Information given:
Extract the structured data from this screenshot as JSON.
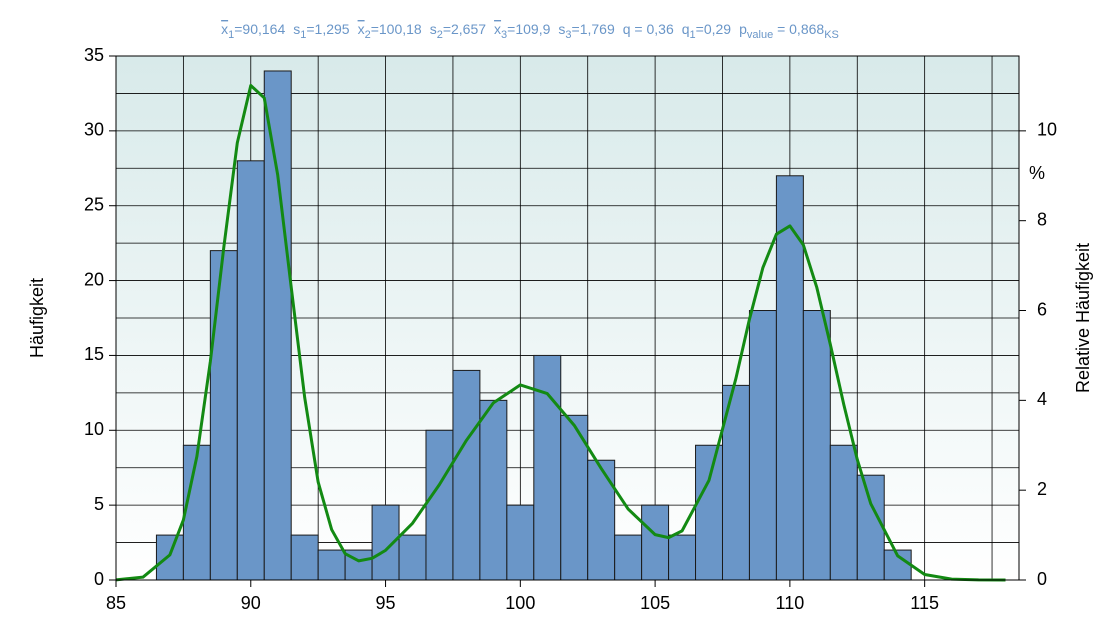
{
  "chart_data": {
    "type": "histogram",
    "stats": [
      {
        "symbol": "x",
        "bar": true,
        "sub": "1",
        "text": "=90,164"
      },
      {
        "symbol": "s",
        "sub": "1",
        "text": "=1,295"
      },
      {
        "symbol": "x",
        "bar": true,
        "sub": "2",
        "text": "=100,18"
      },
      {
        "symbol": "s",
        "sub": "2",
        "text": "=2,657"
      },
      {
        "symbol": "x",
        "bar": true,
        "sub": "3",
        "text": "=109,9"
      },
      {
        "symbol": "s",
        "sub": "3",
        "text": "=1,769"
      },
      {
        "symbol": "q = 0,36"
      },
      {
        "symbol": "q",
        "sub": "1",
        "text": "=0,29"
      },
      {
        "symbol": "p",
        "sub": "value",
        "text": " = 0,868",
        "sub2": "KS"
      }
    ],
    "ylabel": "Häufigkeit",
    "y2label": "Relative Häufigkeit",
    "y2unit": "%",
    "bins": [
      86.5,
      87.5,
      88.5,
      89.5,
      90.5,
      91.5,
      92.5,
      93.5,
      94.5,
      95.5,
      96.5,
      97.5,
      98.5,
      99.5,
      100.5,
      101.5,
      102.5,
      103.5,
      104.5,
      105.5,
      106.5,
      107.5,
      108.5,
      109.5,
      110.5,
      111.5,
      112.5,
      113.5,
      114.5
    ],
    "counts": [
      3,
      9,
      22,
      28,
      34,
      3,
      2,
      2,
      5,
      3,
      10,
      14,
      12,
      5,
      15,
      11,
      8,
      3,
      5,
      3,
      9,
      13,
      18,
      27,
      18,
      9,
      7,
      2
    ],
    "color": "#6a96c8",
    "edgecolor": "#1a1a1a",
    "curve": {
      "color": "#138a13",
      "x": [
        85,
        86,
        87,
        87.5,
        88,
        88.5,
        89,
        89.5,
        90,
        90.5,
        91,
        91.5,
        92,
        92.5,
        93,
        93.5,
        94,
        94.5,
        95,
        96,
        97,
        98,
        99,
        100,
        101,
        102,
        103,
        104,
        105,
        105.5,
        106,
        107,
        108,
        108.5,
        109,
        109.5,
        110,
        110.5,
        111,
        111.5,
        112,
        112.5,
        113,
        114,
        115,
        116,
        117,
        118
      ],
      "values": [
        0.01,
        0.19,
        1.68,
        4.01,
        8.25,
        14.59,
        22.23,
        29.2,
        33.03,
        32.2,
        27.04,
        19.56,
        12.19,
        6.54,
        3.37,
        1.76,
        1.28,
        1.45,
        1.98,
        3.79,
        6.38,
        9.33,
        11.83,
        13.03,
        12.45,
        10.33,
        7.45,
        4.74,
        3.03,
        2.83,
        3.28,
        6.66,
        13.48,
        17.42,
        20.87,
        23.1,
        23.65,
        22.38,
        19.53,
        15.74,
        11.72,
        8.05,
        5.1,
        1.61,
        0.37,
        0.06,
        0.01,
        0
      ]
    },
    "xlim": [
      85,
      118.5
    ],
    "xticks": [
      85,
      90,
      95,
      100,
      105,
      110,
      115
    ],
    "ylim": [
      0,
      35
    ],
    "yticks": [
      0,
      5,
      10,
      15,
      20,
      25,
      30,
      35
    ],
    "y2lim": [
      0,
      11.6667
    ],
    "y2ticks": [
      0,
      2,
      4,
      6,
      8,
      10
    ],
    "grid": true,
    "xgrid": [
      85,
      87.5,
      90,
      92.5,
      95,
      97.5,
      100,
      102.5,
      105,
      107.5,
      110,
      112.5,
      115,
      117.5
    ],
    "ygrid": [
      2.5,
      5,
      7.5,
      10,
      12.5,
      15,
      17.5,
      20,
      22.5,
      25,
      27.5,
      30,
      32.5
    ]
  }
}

Short task:
Find all the lines containing "text" in the material, then copy them.

Correct result:
        "text": "=90,164"
        "text": "=1,295"
        "text": "=100,18"
        "text": "=2,657"
        "text": "=109,9"
        "text": "=1,769"
        "text": "=0,29"
        "text": " = 0,868",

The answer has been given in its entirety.